● **Task to carry out**
Identify each line in the items below that contains the string "title", treating uppercase and lowercase as distinct, and copy every such line.

[Item position entries]
────────

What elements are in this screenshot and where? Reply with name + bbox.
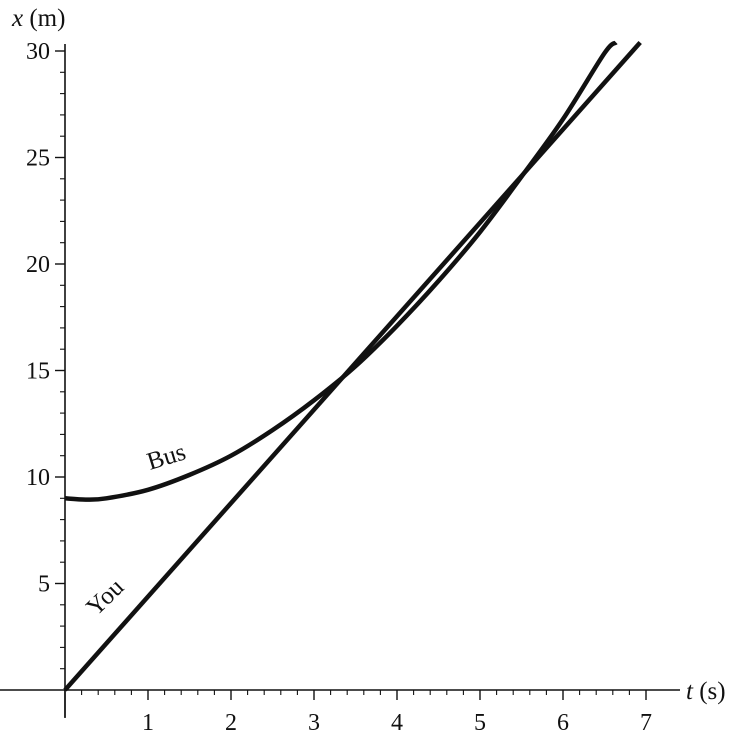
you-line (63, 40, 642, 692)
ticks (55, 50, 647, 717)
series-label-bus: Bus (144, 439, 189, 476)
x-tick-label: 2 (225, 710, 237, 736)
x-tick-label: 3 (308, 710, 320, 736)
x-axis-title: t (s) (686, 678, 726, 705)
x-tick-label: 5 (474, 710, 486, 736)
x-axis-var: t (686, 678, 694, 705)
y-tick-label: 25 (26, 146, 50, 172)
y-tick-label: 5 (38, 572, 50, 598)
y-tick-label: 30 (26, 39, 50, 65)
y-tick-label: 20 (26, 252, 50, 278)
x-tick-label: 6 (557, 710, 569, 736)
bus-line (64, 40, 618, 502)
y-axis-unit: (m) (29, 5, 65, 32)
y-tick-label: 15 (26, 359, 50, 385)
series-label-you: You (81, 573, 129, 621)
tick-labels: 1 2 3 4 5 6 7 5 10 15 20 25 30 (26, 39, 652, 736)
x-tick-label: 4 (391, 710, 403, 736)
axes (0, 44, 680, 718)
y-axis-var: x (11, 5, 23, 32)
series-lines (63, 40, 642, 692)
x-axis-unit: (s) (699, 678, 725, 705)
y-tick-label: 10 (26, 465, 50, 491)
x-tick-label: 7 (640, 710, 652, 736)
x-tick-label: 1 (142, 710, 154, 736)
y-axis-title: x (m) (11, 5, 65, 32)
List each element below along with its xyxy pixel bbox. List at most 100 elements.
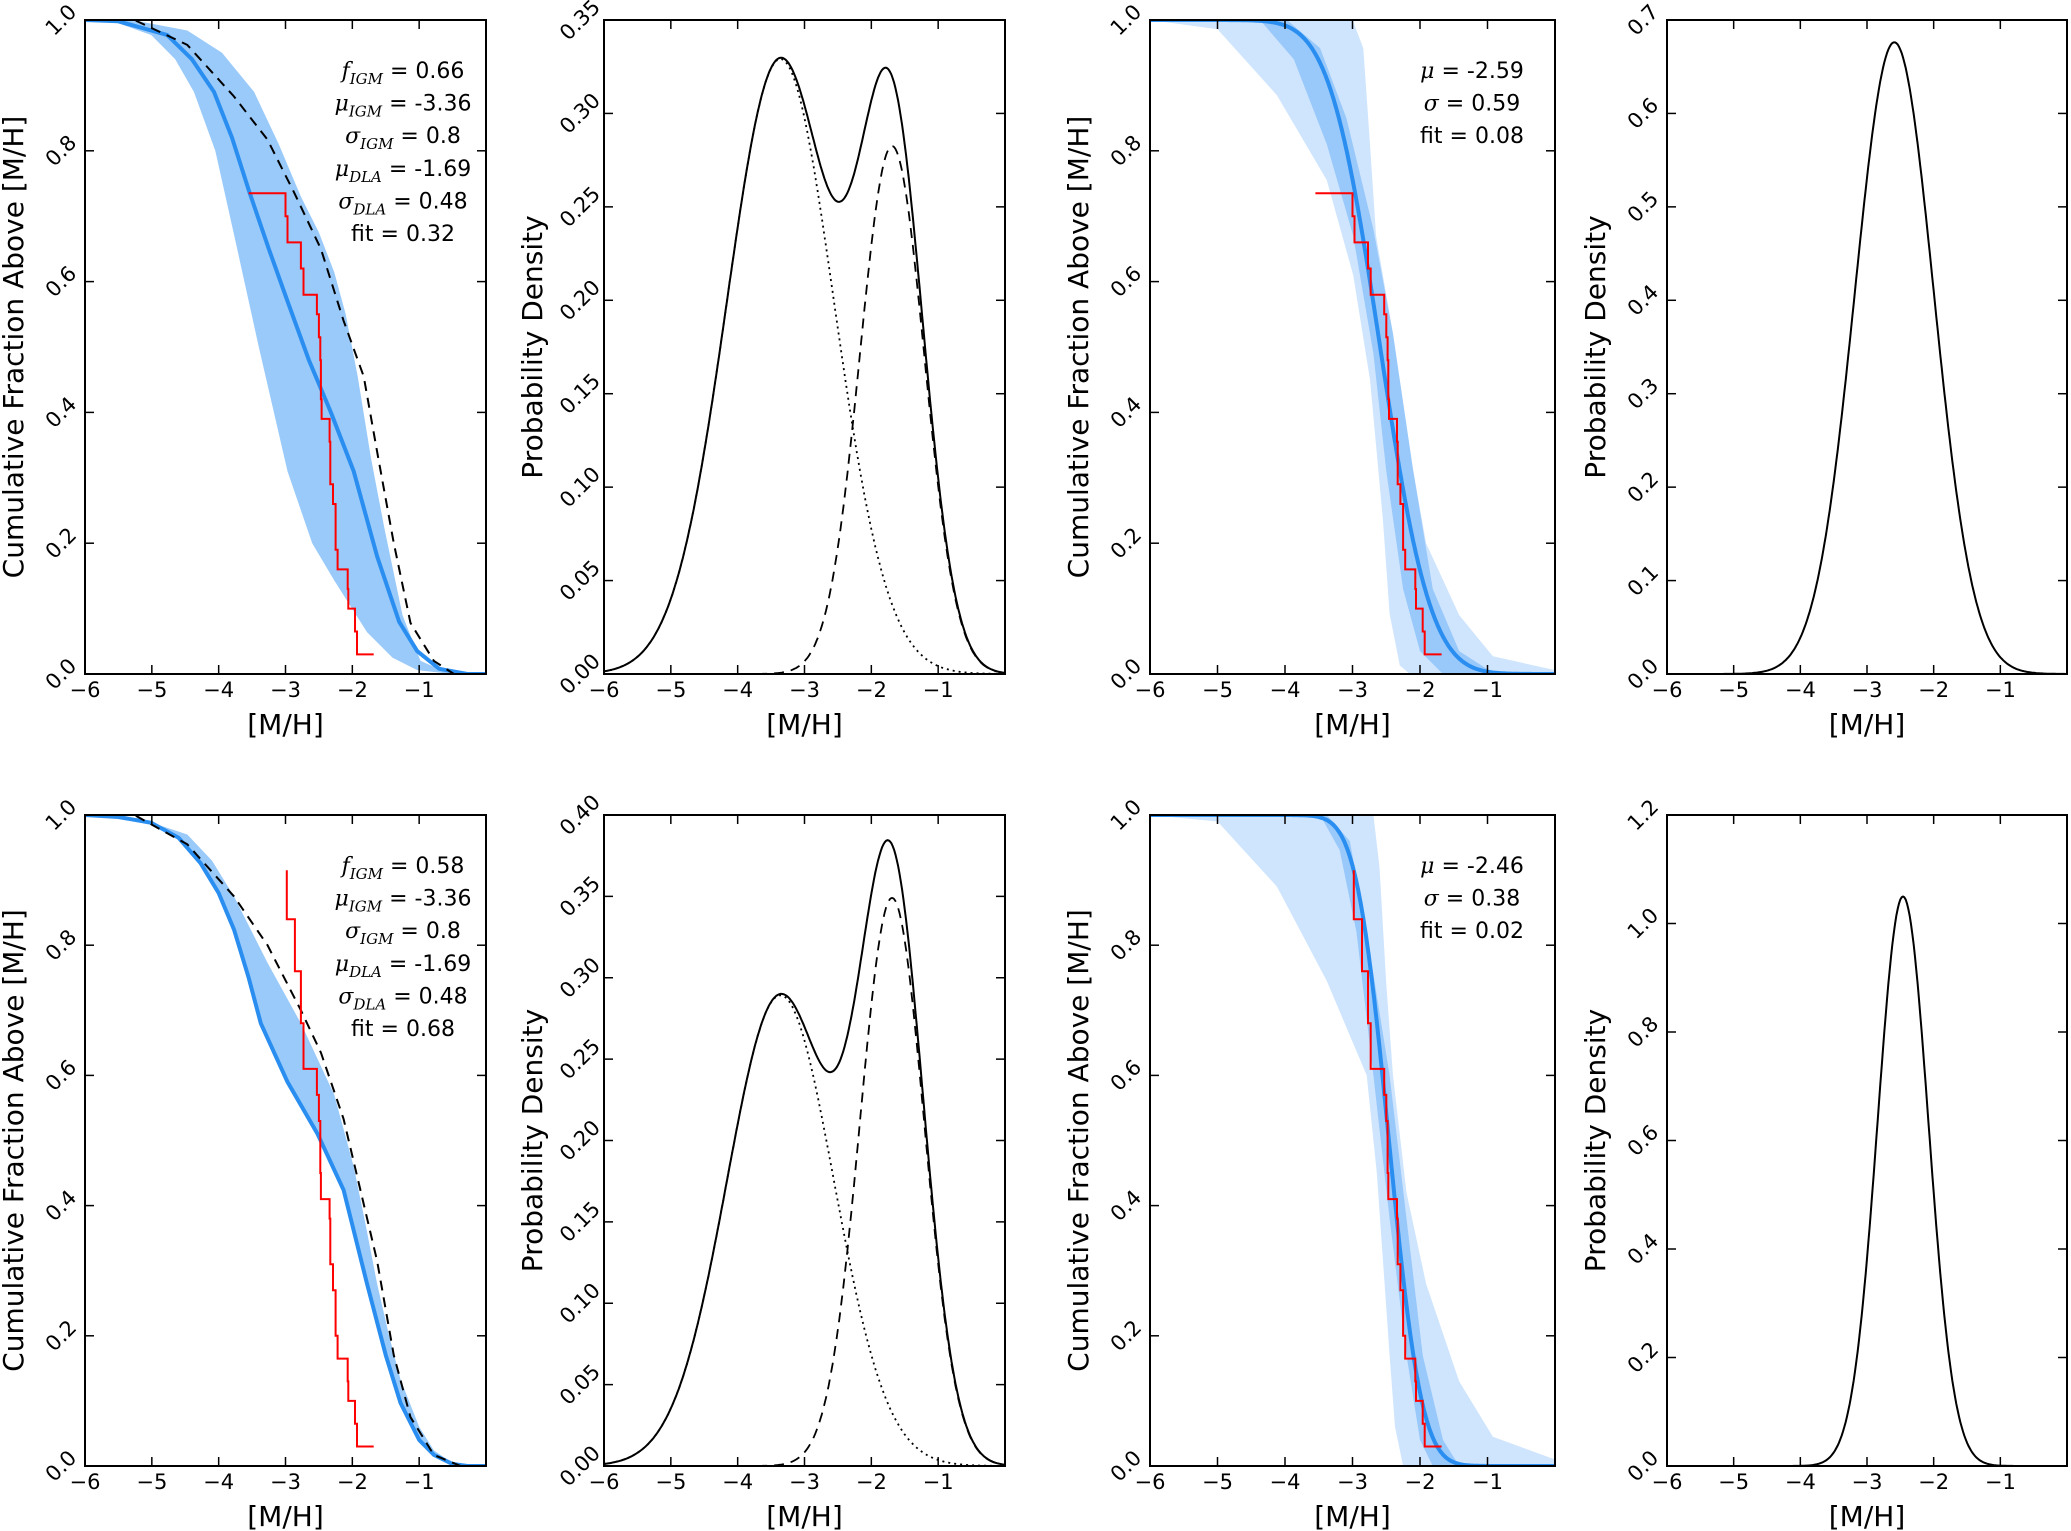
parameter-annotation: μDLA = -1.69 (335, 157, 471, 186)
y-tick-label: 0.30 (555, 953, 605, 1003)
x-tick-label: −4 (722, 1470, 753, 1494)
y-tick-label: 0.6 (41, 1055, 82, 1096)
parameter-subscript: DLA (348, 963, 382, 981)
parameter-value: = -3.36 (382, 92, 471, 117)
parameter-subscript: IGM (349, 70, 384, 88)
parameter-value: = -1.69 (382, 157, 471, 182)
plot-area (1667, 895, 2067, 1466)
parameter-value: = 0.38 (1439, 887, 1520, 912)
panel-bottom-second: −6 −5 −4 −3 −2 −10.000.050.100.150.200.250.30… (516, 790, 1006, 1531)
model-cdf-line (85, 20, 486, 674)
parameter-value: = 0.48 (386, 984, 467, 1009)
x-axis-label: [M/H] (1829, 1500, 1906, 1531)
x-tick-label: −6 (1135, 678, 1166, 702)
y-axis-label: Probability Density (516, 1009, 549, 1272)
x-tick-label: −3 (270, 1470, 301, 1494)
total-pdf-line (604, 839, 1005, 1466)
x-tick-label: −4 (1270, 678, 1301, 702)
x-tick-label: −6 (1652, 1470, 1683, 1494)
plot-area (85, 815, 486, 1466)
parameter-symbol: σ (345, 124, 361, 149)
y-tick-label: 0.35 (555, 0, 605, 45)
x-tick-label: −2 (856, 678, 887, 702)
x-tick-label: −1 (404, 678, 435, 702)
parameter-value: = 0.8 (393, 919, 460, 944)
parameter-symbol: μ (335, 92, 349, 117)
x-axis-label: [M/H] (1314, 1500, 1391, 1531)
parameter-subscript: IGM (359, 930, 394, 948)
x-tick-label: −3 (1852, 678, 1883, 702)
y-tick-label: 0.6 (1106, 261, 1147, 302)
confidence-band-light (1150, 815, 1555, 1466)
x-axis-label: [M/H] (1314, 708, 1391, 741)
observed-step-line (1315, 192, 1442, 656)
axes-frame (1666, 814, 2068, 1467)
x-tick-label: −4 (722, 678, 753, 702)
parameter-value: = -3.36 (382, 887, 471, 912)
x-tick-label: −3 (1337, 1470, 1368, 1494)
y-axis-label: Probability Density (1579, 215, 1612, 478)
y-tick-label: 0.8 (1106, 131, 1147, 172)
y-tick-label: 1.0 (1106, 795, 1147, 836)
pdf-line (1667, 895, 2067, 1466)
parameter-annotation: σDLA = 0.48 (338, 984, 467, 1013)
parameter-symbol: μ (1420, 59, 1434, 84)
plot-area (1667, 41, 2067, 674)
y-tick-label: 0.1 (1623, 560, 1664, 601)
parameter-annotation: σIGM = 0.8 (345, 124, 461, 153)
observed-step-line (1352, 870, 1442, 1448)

────────

● **Task answer**
x-axis-title: t (s) (686, 678, 726, 705)
y-axis-title: x (m) (11, 5, 65, 32)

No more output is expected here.